▸ Task directions
Reply with one number: the count of lines in the data that hold the string "color".

▸ Data for the task
= = = = = = =

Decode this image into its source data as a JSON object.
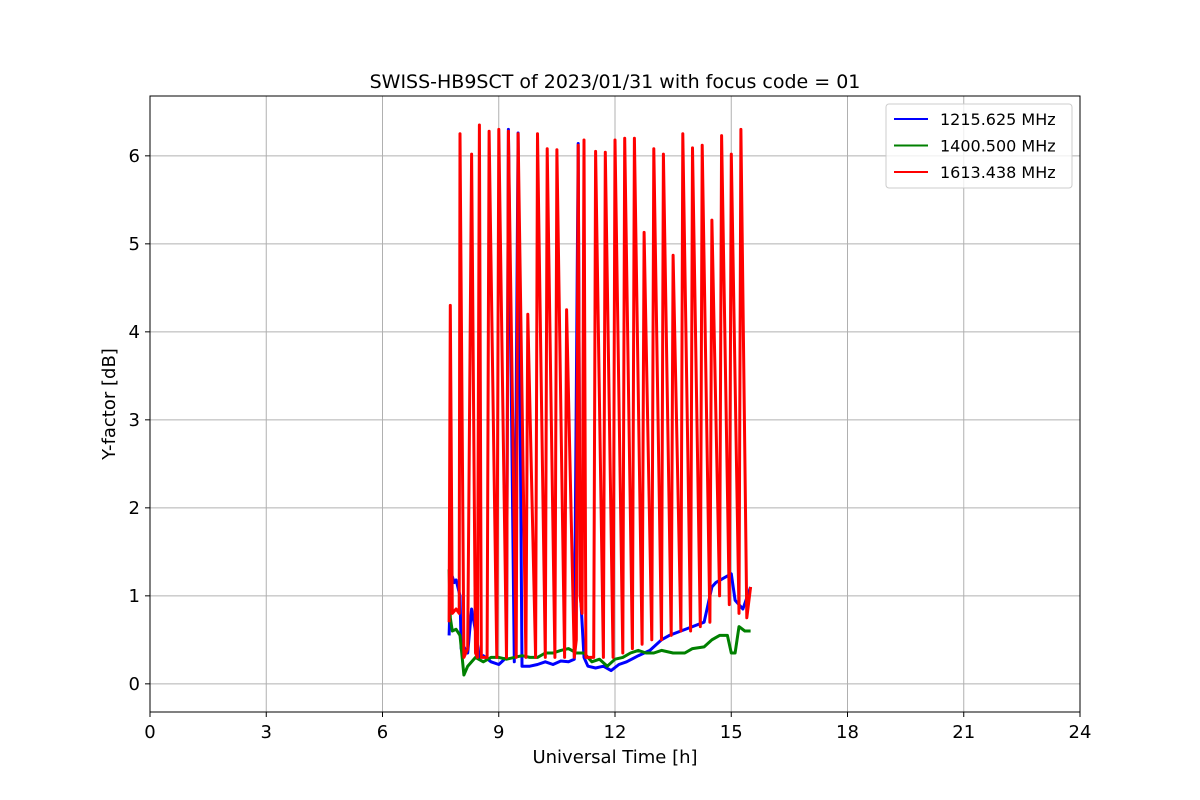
{
  "chart_data": {
    "type": "line",
    "title": "SWISS-HB9SCT of 2023/01/31 with focus code = 01",
    "xlabel": "Universal Time [h]",
    "ylabel": "Y-factor [dB]",
    "xlim": [
      0,
      24
    ],
    "ylim": [
      -0.32,
      6.68
    ],
    "xticks": [
      0,
      3,
      6,
      9,
      12,
      15,
      18,
      21,
      24
    ],
    "yticks": [
      0,
      1,
      2,
      3,
      4,
      5,
      6
    ],
    "grid": true,
    "legend_position": "top-right",
    "series": [
      {
        "name": "1215.625 MHz",
        "color": "#0000ff",
        "x": [
          7.72,
          7.76,
          7.8,
          7.85,
          7.9,
          8.0,
          8.03,
          8.1,
          8.2,
          8.3,
          8.4,
          8.5,
          8.6,
          8.8,
          9.0,
          9.2,
          9.25,
          9.4,
          9.5,
          9.6,
          9.8,
          10.0,
          10.2,
          10.4,
          10.6,
          10.8,
          10.95,
          11.05,
          11.1,
          11.2,
          11.3,
          11.5,
          11.7,
          11.9,
          12.1,
          12.3,
          12.6,
          12.9,
          13.2,
          13.4,
          13.7,
          14.0,
          14.3,
          14.5,
          14.6,
          14.8,
          15.0,
          15.1,
          15.3,
          15.5
        ],
        "y": [
          0.55,
          1.2,
          1.22,
          1.15,
          1.18,
          1.0,
          0.4,
          0.42,
          0.35,
          0.85,
          0.6,
          0.3,
          0.32,
          0.25,
          0.22,
          0.3,
          6.3,
          0.25,
          6.26,
          0.2,
          0.2,
          0.22,
          0.25,
          0.22,
          0.26,
          0.25,
          0.28,
          6.14,
          1.1,
          0.3,
          0.2,
          0.18,
          0.2,
          0.15,
          0.22,
          0.25,
          0.32,
          0.38,
          0.5,
          0.55,
          0.6,
          0.65,
          0.7,
          1.1,
          1.15,
          1.2,
          1.25,
          0.95,
          0.85,
          1.1
        ]
      },
      {
        "name": "1400.500 MHz",
        "color": "#008000",
        "x": [
          7.72,
          7.75,
          7.8,
          7.9,
          8.0,
          8.1,
          8.2,
          8.4,
          8.6,
          8.8,
          9.0,
          9.2,
          9.4,
          9.6,
          9.8,
          10.0,
          10.2,
          10.4,
          10.6,
          10.8,
          11.0,
          11.2,
          11.4,
          11.6,
          11.8,
          12.0,
          12.2,
          12.4,
          12.6,
          12.8,
          13.0,
          13.2,
          13.5,
          13.8,
          14.0,
          14.3,
          14.5,
          14.7,
          14.9,
          15.0,
          15.1,
          15.2,
          15.35,
          15.5
        ],
        "y": [
          1.3,
          0.75,
          0.6,
          0.62,
          0.55,
          0.1,
          0.2,
          0.3,
          0.25,
          0.3,
          0.3,
          0.28,
          0.3,
          0.32,
          0.3,
          0.3,
          0.35,
          0.35,
          0.38,
          0.4,
          0.35,
          0.35,
          0.25,
          0.28,
          0.2,
          0.28,
          0.3,
          0.35,
          0.38,
          0.35,
          0.35,
          0.38,
          0.35,
          0.35,
          0.4,
          0.42,
          0.5,
          0.55,
          0.55,
          0.35,
          0.35,
          0.65,
          0.6,
          0.6
        ]
      },
      {
        "name": "1613.438 MHz",
        "color": "#ff0000",
        "x": [
          7.72,
          7.75,
          7.8,
          7.9,
          7.98,
          8.0,
          8.1,
          8.2,
          8.3,
          8.4,
          8.45,
          8.5,
          8.55,
          8.7,
          8.75,
          8.95,
          9.0,
          9.2,
          9.25,
          9.45,
          9.5,
          9.7,
          9.75,
          9.95,
          10.0,
          10.2,
          10.25,
          10.45,
          10.5,
          10.7,
          10.75,
          10.95,
          11.0,
          11.05,
          11.1,
          11.15,
          11.2,
          11.25,
          11.45,
          11.5,
          11.7,
          11.75,
          11.95,
          12.0,
          12.2,
          12.25,
          12.45,
          12.5,
          12.7,
          12.75,
          12.95,
          13.0,
          13.2,
          13.25,
          13.45,
          13.5,
          13.7,
          13.75,
          13.95,
          14.0,
          14.2,
          14.25,
          14.45,
          14.5,
          14.7,
          14.75,
          14.95,
          15.0,
          15.2,
          15.25,
          15.4,
          15.5
        ],
        "y": [
          0.7,
          4.3,
          0.8,
          0.85,
          0.8,
          6.25,
          0.3,
          0.4,
          6.02,
          0.35,
          0.3,
          6.35,
          0.3,
          0.3,
          6.28,
          0.3,
          6.3,
          0.3,
          6.28,
          0.3,
          6.25,
          0.3,
          4.2,
          0.3,
          6.25,
          0.3,
          6.08,
          0.3,
          6.07,
          0.3,
          4.25,
          0.3,
          0.5,
          6.12,
          1.0,
          0.8,
          6.18,
          0.3,
          0.3,
          6.05,
          0.3,
          6.04,
          0.3,
          6.18,
          0.35,
          6.2,
          0.4,
          6.2,
          0.45,
          5.13,
          0.5,
          6.08,
          0.5,
          6.02,
          0.55,
          4.87,
          0.6,
          6.25,
          0.6,
          6.09,
          0.65,
          6.12,
          0.7,
          5.27,
          1.0,
          6.23,
          0.9,
          6.02,
          0.8,
          6.3,
          0.75,
          1.1
        ]
      }
    ]
  }
}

= = = = = = =

▸ Solution below
3